> _Short exercise_
Pick out each line of the records that includes the string "structured", and copy it.
● ● ●
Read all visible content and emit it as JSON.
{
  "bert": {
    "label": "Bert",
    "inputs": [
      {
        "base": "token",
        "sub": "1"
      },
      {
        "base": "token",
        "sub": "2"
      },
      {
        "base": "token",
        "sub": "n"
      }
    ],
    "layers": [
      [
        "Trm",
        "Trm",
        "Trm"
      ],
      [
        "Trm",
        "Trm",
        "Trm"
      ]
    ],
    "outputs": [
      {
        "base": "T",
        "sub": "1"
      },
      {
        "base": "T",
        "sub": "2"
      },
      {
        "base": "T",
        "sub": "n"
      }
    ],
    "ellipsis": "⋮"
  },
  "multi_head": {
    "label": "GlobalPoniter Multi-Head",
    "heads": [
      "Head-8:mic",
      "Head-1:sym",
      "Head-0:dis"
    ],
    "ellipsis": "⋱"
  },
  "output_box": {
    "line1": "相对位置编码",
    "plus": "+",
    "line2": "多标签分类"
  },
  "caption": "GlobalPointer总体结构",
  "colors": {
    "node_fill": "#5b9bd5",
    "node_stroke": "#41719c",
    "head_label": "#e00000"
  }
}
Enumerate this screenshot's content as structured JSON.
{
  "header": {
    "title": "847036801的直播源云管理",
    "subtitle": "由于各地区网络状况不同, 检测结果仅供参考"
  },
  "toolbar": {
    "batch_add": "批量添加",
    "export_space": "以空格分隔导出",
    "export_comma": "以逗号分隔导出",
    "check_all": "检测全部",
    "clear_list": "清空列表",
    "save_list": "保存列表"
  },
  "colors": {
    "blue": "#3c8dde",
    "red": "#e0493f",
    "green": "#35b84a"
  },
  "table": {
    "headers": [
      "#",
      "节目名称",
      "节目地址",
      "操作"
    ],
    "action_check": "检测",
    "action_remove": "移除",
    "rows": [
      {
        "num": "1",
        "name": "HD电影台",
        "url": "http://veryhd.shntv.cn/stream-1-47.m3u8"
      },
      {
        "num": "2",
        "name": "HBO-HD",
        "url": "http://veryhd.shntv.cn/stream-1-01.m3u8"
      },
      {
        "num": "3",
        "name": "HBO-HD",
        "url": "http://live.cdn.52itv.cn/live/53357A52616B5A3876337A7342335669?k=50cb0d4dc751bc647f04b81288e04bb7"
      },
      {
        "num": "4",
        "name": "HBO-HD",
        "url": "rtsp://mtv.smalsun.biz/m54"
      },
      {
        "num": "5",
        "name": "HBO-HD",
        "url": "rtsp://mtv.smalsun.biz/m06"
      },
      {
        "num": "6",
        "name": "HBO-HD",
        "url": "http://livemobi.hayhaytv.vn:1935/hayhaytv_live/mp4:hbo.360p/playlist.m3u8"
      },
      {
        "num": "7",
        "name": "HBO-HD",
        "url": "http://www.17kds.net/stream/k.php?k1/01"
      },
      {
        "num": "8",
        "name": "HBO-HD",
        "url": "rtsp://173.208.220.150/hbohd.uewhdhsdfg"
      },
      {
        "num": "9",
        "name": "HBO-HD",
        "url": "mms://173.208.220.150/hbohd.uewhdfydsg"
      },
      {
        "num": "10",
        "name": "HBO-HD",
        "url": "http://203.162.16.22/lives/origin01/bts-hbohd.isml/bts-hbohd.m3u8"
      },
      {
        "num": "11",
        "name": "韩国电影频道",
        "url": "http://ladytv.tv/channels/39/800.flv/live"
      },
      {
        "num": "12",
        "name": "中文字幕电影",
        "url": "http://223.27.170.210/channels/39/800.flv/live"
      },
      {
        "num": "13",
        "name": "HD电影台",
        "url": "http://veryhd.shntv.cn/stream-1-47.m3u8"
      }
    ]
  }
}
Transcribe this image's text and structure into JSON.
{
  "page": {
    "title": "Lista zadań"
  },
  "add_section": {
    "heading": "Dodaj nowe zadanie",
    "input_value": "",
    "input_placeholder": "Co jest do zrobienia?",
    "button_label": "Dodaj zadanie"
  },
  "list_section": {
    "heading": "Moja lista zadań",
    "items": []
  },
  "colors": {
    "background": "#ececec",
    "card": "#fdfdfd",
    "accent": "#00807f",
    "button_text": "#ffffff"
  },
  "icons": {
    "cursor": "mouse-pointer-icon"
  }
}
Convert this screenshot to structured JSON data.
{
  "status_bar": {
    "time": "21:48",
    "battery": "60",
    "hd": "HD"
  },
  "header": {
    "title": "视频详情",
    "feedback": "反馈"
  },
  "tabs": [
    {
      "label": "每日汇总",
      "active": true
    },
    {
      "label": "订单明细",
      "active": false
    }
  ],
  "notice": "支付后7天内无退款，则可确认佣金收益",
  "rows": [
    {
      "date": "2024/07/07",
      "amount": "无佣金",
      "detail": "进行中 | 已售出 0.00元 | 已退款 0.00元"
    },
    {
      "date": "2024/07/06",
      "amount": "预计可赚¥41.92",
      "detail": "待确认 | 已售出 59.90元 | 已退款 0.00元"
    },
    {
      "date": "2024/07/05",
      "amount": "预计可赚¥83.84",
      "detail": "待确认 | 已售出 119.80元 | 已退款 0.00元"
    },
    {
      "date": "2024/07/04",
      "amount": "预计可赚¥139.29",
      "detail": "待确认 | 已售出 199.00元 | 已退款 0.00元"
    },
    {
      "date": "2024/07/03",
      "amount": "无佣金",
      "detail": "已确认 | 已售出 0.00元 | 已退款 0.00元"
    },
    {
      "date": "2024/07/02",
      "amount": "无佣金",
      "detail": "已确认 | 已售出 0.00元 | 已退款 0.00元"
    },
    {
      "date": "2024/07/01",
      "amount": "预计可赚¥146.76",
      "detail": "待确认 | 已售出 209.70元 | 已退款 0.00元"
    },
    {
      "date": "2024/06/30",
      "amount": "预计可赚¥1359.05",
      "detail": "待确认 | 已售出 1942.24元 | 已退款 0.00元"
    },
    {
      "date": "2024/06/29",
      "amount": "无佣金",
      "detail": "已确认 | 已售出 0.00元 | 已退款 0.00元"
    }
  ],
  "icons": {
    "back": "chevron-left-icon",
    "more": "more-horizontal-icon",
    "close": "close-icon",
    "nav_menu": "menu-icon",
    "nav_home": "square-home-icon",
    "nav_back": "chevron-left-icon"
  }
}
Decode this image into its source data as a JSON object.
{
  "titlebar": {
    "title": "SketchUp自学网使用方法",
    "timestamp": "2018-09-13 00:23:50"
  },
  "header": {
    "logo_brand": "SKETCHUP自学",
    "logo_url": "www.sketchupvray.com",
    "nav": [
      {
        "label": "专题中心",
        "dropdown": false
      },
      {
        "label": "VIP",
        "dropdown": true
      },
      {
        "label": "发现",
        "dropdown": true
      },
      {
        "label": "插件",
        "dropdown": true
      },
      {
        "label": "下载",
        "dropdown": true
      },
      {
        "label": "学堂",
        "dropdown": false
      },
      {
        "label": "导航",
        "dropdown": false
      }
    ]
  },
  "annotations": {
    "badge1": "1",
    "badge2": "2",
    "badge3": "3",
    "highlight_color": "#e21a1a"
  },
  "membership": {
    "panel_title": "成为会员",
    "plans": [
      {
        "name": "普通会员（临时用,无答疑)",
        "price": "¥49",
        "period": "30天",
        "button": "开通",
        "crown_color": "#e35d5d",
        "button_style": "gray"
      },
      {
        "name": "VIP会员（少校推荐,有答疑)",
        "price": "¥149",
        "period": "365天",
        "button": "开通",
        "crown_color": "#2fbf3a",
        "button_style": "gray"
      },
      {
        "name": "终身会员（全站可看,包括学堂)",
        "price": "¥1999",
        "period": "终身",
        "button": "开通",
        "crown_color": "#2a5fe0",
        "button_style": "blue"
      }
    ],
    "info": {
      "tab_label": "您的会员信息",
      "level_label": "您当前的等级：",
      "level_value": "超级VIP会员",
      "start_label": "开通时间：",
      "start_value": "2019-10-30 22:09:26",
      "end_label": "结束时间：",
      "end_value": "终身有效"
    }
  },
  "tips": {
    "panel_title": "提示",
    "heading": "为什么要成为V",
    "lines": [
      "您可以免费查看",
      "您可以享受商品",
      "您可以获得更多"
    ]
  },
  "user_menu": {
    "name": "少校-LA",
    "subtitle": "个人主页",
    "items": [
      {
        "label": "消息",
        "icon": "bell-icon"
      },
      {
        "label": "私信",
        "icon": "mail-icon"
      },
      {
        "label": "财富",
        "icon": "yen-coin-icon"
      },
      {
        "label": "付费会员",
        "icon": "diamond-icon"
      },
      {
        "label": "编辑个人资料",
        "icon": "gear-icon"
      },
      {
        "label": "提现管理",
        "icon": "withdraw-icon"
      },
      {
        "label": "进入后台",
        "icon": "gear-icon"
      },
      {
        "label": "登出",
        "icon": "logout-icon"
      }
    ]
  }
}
● ● ●
> _Exercise result_
Enumerate this screenshot's content as structured JSON.
Convert this screenshot to structured JSON data.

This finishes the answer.